◆ **Dataset records**:

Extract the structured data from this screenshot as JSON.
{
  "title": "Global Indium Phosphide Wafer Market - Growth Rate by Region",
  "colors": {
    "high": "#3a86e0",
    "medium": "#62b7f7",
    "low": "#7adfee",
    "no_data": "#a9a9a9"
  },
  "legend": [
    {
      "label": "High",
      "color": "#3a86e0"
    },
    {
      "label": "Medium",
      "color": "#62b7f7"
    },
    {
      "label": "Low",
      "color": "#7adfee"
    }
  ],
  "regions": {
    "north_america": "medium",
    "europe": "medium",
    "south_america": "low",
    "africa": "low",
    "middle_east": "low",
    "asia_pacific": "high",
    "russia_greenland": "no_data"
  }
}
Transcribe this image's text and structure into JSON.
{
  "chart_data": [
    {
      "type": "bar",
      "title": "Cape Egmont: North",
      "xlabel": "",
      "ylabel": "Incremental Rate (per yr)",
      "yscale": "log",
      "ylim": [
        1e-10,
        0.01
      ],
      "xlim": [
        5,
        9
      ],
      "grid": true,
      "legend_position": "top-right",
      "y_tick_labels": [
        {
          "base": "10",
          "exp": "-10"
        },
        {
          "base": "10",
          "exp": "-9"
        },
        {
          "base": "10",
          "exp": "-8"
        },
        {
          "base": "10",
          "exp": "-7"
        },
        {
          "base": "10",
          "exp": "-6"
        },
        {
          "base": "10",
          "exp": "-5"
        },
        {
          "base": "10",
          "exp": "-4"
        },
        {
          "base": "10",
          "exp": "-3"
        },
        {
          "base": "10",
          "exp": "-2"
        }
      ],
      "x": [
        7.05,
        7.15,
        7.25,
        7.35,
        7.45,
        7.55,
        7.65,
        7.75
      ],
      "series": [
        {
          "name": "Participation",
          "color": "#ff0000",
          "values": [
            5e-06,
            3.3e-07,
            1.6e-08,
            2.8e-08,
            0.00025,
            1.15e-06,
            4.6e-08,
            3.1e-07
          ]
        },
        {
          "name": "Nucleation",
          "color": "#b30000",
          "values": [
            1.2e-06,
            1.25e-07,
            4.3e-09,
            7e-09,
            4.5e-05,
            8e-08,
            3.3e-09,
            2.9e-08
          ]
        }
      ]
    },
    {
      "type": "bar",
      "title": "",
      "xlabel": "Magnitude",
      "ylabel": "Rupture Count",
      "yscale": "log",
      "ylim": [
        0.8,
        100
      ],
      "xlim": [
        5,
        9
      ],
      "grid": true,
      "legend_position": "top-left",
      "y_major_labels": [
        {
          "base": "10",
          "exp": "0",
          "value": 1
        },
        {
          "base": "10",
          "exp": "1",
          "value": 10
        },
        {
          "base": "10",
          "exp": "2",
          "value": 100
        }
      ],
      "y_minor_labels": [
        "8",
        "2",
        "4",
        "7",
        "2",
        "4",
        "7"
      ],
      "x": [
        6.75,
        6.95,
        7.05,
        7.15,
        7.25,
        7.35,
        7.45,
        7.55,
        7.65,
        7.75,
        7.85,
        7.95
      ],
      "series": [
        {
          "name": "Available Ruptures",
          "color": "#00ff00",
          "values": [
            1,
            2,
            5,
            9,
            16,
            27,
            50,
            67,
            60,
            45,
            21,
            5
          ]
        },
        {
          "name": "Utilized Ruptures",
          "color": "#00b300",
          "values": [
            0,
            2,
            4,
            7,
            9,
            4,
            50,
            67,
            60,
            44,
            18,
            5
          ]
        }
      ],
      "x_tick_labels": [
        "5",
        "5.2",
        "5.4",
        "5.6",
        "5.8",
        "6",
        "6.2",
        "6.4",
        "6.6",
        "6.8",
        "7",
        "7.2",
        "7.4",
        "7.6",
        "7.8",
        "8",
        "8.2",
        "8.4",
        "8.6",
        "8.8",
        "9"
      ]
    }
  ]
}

◆ **GIVEN PROBLEM**: Output all of the data again, exactly.

◆ **SOLUTION TO THIS TASK**:
Extract the structured data from this screenshot as JSON.
{
  "title": "Global Indium Phosphide Wafer Market - Growth Rate by Region",
  "colors": {
    "high": "#3a86e0",
    "medium": "#62b7f7",
    "low": "#7adfee",
    "no_data": "#a9a9a9"
  },
  "legend": [
    {
      "label": "High",
      "color": "#3a86e0"
    },
    {
      "label": "Medium",
      "color": "#62b7f7"
    },
    {
      "label": "Low",
      "color": "#7adfee"
    }
  ],
  "regions": {
    "north_america": "medium",
    "europe": "medium",
    "south_america": "low",
    "africa": "low",
    "middle_east": "low",
    "asia_pacific": "high",
    "russia_greenland": "no_data"
  }
}
Transcribe this image's text and structure into JSON.
{
  "chart_data": [
    {
      "type": "bar",
      "title": "Cape Egmont: North",
      "xlabel": "",
      "ylabel": "Incremental Rate (per yr)",
      "yscale": "log",
      "ylim": [
        1e-10,
        0.01
      ],
      "xlim": [
        5,
        9
      ],
      "grid": true,
      "legend_position": "top-right",
      "y_tick_labels": [
        {
          "base": "10",
          "exp": "-10"
        },
        {
          "base": "10",
          "exp": "-9"
        },
        {
          "base": "10",
          "exp": "-8"
        },
        {
          "base": "10",
          "exp": "-7"
        },
        {
          "base": "10",
          "exp": "-6"
        },
        {
          "base": "10",
          "exp": "-5"
        },
        {
          "base": "10",
          "exp": "-4"
        },
        {
          "base": "10",
          "exp": "-3"
        },
        {
          "base": "10",
          "exp": "-2"
        }
      ],
      "x": [
        7.05,
        7.15,
        7.25,
        7.35,
        7.45,
        7.55,
        7.65,
        7.75
      ],
      "series": [
        {
          "name": "Participation",
          "color": "#ff0000",
          "values": [
            5e-06,
            3.3e-07,
            1.6e-08,
            2.8e-08,
            0.00025,
            1.15e-06,
            4.6e-08,
            3.1e-07
          ]
        },
        {
          "name": "Nucleation",
          "color": "#b30000",
          "values": [
            1.2e-06,
            1.25e-07,
            4.3e-09,
            7e-09,
            4.5e-05,
            8e-08,
            3.3e-09,
            2.9e-08
          ]
        }
      ]
    },
    {
      "type": "bar",
      "title": "",
      "xlabel": "Magnitude",
      "ylabel": "Rupture Count",
      "yscale": "log",
      "ylim": [
        0.8,
        100
      ],
      "xlim": [
        5,
        9
      ],
      "grid": true,
      "legend_position": "top-left",
      "y_major_labels": [
        {
          "base": "10",
          "exp": "0",
          "value": 1
        },
        {
          "base": "10",
          "exp": "1",
          "value": 10
        },
        {
          "base": "10",
          "exp": "2",
          "value": 100
        }
      ],
      "y_minor_labels": [
        "8",
        "2",
        "4",
        "7",
        "2",
        "4",
        "7"
      ],
      "x": [
        6.75,
        6.95,
        7.05,
        7.15,
        7.25,
        7.35,
        7.45,
        7.55,
        7.65,
        7.75,
        7.85,
        7.95
      ],
      "series": [
        {
          "name": "Available Ruptures",
          "color": "#00ff00",
          "values": [
            1,
            2,
            5,
            9,
            16,
            27,
            50,
            67,
            60,
            45,
            21,
            5
          ]
        },
        {
          "name": "Utilized Ruptures",
          "color": "#00b300",
          "values": [
            0,
            2,
            4,
            7,
            9,
            4,
            50,
            67,
            60,
            44,
            18,
            5
          ]
        }
      ],
      "x_tick_labels": [
        "5",
        "5.2",
        "5.4",
        "5.6",
        "5.8",
        "6",
        "6.2",
        "6.4",
        "6.6",
        "6.8",
        "7",
        "7.2",
        "7.4",
        "7.6",
        "7.8",
        "8",
        "8.2",
        "8.4",
        "8.6",
        "8.8",
        "9"
      ]
    }
  ]
}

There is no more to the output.